Requirement
Pictures in the data below are not part of the copy; transcribe everything else exactly.

Recorded data
+ + + + +
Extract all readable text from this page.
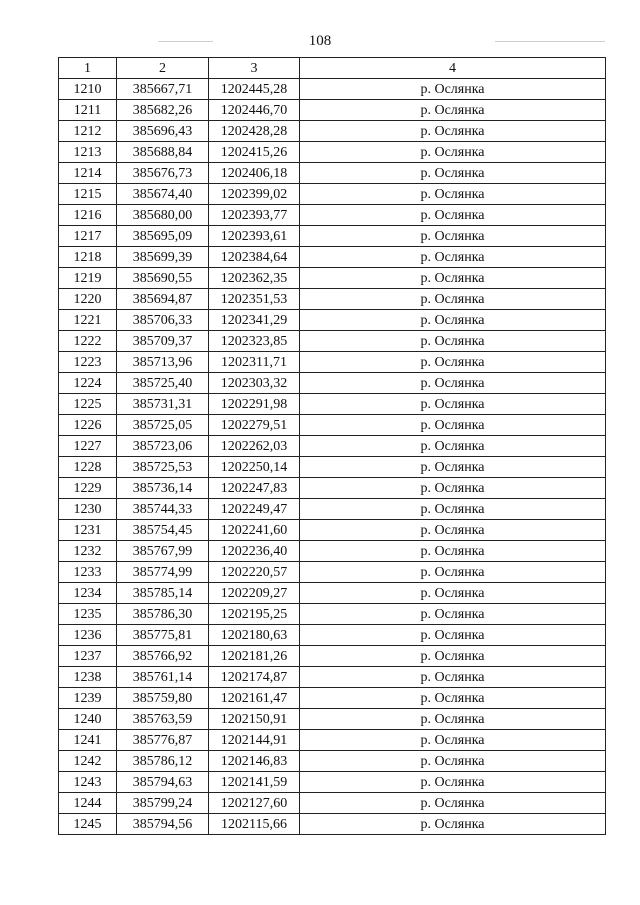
108
1	2	3	4
1210	385667,71	1202445,28	р. Ослянка
1211	385682,26	1202446,70	р. Ослянка
1212	385696,43	1202428,28	р. Ослянка
1213	385688,84	1202415,26	р. Ослянка
1214	385676,73	1202406,18	р. Ослянка
1215	385674,40	1202399,02	р. Ослянка
1216	385680,00	1202393,77	р. Ослянка
1217	385695,09	1202393,61	р. Ослянка
1218	385699,39	1202384,64	р. Ослянка
1219	385690,55	1202362,35	р. Ослянка
1220	385694,87	1202351,53	р. Ослянка
1221	385706,33	1202341,29	р. Ослянка
1222	385709,37	1202323,85	р. Ослянка
1223	385713,96	1202311,71	р. Ослянка
1224	385725,40	1202303,32	р. Ослянка
1225	385731,31	1202291,98	р. Ослянка
1226	385725,05	1202279,51	р. Ослянка
1227	385723,06	1202262,03	р. Ослянка
1228	385725,53	1202250,14	р. Ослянка
1229	385736,14	1202247,83	р. Ослянка
1230	385744,33	1202249,47	р. Ослянка
1231	385754,45	1202241,60	р. Ослянка
1232	385767,99	1202236,40	р. Ослянка
1233	385774,99	1202220,57	р. Ослянка
1234	385785,14	1202209,27	р. Ослянка
1235	385786,30	1202195,25	р. Ослянка
1236	385775,81	1202180,63	р. Ослянка
1237	385766,92	1202181,26	р. Ослянка
1238	385761,14	1202174,87	р. Ослянка
1239	385759,80	1202161,47	р. Ослянка
1240	385763,59	1202150,91	р. Ослянка
1241	385776,87	1202144,91	р. Ослянка
1242	385786,12	1202146,83	р. Ослянка
1243	385794,63	1202141,59	р. Ослянка
1244	385799,24	1202127,60	р. Ослянка
1245	385794,56	1202115,66	р. Ослянка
+ + + + +
Complete answer
Extract all readable text from this page.
108
1	2	3	4
1210	385667,71	1202445,28	р. Ослянка
1211	385682,26	1202446,70	р. Ослянка
1212	385696,43	1202428,28	р. Ослянка
1213	385688,84	1202415,26	р. Ослянка
1214	385676,73	1202406,18	р. Ослянка
1215	385674,40	1202399,02	р. Ослянка
1216	385680,00	1202393,77	р. Ослянка
1217	385695,09	1202393,61	р. Ослянка
1218	385699,39	1202384,64	р. Ослянка
1219	385690,55	1202362,35	р. Ослянка
1220	385694,87	1202351,53	р. Ослянка
1221	385706,33	1202341,29	р. Ослянка
1222	385709,37	1202323,85	р. Ослянка
1223	385713,96	1202311,71	р. Ослянка
1224	385725,40	1202303,32	р. Ослянка
1225	385731,31	1202291,98	р. Ослянка
1226	385725,05	1202279,51	р. Ослянка
1227	385723,06	1202262,03	р. Ослянка
1228	385725,53	1202250,14	р. Ослянка
1229	385736,14	1202247,83	р. Ослянка
1230	385744,33	1202249,47	р. Ослянка
1231	385754,45	1202241,60	р. Ослянка
1232	385767,99	1202236,40	р. Ослянка
1233	385774,99	1202220,57	р. Ослянка
1234	385785,14	1202209,27	р. Ослянка
1235	385786,30	1202195,25	р. Ослянка
1236	385775,81	1202180,63	р. Ослянка
1237	385766,92	1202181,26	р. Ослянка
1238	385761,14	1202174,87	р. Ослянка
1239	385759,80	1202161,47	р. Ослянка
1240	385763,59	1202150,91	р. Ослянка
1241	385776,87	1202144,91	р. Ослянка
1242	385786,12	1202146,83	р. Ослянка
1243	385794,63	1202141,59	р. Ослянка
1244	385799,24	1202127,60	р. Ослянка
1245	385794,56	1202115,66	р. Ослянка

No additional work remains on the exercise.